▸ **Exercise goal**:
The records below must be duplicated exactly, character for character.

::: Entries shown :::

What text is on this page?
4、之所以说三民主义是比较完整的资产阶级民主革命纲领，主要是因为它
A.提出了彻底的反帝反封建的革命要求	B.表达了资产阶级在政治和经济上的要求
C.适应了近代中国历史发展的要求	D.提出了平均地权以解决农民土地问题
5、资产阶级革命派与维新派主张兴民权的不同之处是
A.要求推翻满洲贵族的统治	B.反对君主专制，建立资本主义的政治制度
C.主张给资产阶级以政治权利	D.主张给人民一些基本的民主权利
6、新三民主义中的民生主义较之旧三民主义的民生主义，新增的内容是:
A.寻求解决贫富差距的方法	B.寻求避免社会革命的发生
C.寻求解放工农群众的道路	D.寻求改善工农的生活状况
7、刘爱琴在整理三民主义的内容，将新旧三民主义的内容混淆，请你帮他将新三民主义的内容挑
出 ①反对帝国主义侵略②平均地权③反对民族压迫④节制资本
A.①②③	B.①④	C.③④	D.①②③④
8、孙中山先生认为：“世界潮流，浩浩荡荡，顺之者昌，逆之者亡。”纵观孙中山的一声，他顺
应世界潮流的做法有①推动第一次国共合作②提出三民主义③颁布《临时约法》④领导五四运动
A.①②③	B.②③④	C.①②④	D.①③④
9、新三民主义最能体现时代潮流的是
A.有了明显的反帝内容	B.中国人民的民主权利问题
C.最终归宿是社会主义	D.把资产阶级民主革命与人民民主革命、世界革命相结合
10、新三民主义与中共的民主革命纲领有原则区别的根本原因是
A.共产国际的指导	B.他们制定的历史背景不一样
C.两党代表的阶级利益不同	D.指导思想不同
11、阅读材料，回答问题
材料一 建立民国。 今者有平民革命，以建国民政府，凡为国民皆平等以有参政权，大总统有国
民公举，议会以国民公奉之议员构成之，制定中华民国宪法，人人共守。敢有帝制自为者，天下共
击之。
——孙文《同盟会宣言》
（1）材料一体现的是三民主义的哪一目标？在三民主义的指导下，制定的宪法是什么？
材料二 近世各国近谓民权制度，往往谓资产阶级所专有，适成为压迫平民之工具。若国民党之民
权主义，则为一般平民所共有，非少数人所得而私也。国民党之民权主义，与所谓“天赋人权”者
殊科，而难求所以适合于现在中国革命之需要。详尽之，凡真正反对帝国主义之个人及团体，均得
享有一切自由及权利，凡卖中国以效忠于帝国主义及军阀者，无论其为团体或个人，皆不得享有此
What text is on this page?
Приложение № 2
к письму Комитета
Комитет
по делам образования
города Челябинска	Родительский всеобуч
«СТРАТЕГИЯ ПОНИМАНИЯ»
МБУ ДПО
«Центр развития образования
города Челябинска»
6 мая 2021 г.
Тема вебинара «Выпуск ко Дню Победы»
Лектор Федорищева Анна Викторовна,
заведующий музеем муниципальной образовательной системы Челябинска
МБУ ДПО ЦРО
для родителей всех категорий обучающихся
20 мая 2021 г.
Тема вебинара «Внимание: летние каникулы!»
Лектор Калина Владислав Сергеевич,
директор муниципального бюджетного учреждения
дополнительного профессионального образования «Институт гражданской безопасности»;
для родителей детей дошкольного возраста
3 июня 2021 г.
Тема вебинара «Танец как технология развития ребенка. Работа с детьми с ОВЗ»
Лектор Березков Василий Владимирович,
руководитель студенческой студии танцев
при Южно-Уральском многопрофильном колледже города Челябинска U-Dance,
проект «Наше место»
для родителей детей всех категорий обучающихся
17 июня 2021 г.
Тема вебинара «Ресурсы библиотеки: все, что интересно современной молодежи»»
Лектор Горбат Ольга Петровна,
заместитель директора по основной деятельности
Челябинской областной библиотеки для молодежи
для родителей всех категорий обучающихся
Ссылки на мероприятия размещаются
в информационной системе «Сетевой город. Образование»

:::

▸ **The answer**:
What text is on this page?
4、之所以说三民主义是比较完整的资产阶级民主革命纲领，主要是因为它
A.提出了彻底的反帝反封建的革命要求	B.表达了资产阶级在政治和经济上的要求
C.适应了近代中国历史发展的要求	D.提出了平均地权以解决农民土地问题
5、资产阶级革命派与维新派主张兴民权的不同之处是
A.要求推翻满洲贵族的统治	B.反对君主专制，建立资本主义的政治制度
C.主张给资产阶级以政治权利	D.主张给人民一些基本的民主权利
6、新三民主义中的民生主义较之旧三民主义的民生主义，新增的内容是:
A.寻求解决贫富差距的方法	B.寻求避免社会革命的发生
C.寻求解放工农群众的道路	D.寻求改善工农的生活状况
7、刘爱琴在整理三民主义的内容，将新旧三民主义的内容混淆，请你帮他将新三民主义的内容挑
出 ①反对帝国主义侵略②平均地权③反对民族压迫④节制资本
A.①②③	B.①④	C.③④	D.①②③④
8、孙中山先生认为：“世界潮流，浩浩荡荡，顺之者昌，逆之者亡。”纵观孙中山的一声，他顺
应世界潮流的做法有①推动第一次国共合作②提出三民主义③颁布《临时约法》④领导五四运动
A.①②③	B.②③④	C.①②④	D.①③④
9、新三民主义最能体现时代潮流的是
A.有了明显的反帝内容	B.中国人民的民主权利问题
C.最终归宿是社会主义	D.把资产阶级民主革命与人民民主革命、世界革命相结合
10、新三民主义与中共的民主革命纲领有原则区别的根本原因是
A.共产国际的指导	B.他们制定的历史背景不一样
C.两党代表的阶级利益不同	D.指导思想不同
11、阅读材料，回答问题
材料一 建立民国。 今者有平民革命，以建国民政府，凡为国民皆平等以有参政权，大总统有国
民公举，议会以国民公奉之议员构成之，制定中华民国宪法，人人共守。敢有帝制自为者，天下共
击之。
——孙文《同盟会宣言》
（1）材料一体现的是三民主义的哪一目标？在三民主义的指导下，制定的宪法是什么？
材料二 近世各国近谓民权制度，往往谓资产阶级所专有，适成为压迫平民之工具。若国民党之民
权主义，则为一般平民所共有，非少数人所得而私也。国民党之民权主义，与所谓“天赋人权”者
殊科，而难求所以适合于现在中国革命之需要。详尽之，凡真正反对帝国主义之个人及团体，均得
享有一切自由及权利，凡卖中国以效忠于帝国主义及军阀者，无论其为团体或个人，皆不得享有此
What text is on this page?
Приложение № 2
к письму Комитета
Комитет
по делам образования
города Челябинска	Родительский всеобуч
«СТРАТЕГИЯ ПОНИМАНИЯ»
МБУ ДПО
«Центр развития образования
города Челябинска»
6 мая 2021 г.
Тема вебинара «Выпуск ко Дню Победы»
Лектор Федорищева Анна Викторовна,
заведующий музеем муниципальной образовательной системы Челябинска
МБУ ДПО ЦРО
для родителей всех категорий обучающихся
20 мая 2021 г.
Тема вебинара «Внимание: летние каникулы!»
Лектор Калина Владислав Сергеевич,
директор муниципального бюджетного учреждения
дополнительного профессионального образования «Институт гражданской безопасности»;
для родителей детей дошкольного возраста
3 июня 2021 г.
Тема вебинара «Танец как технология развития ребенка. Работа с детьми с ОВЗ»
Лектор Березков Василий Владимирович,
руководитель студенческой студии танцев
при Южно-Уральском многопрофильном колледже города Челябинска U-Dance,
проект «Наше место»
для родителей детей всех категорий обучающихся
17 июня 2021 г.
Тема вебинара «Ресурсы библиотеки: все, что интересно современной молодежи»»
Лектор Горбат Ольга Петровна,
заместитель директора по основной деятельности
Челябинской областной библиотеки для молодежи
для родителей всех категорий обучающихся
Ссылки на мероприятия размещаются
в информационной системе «Сетевой город. Образование»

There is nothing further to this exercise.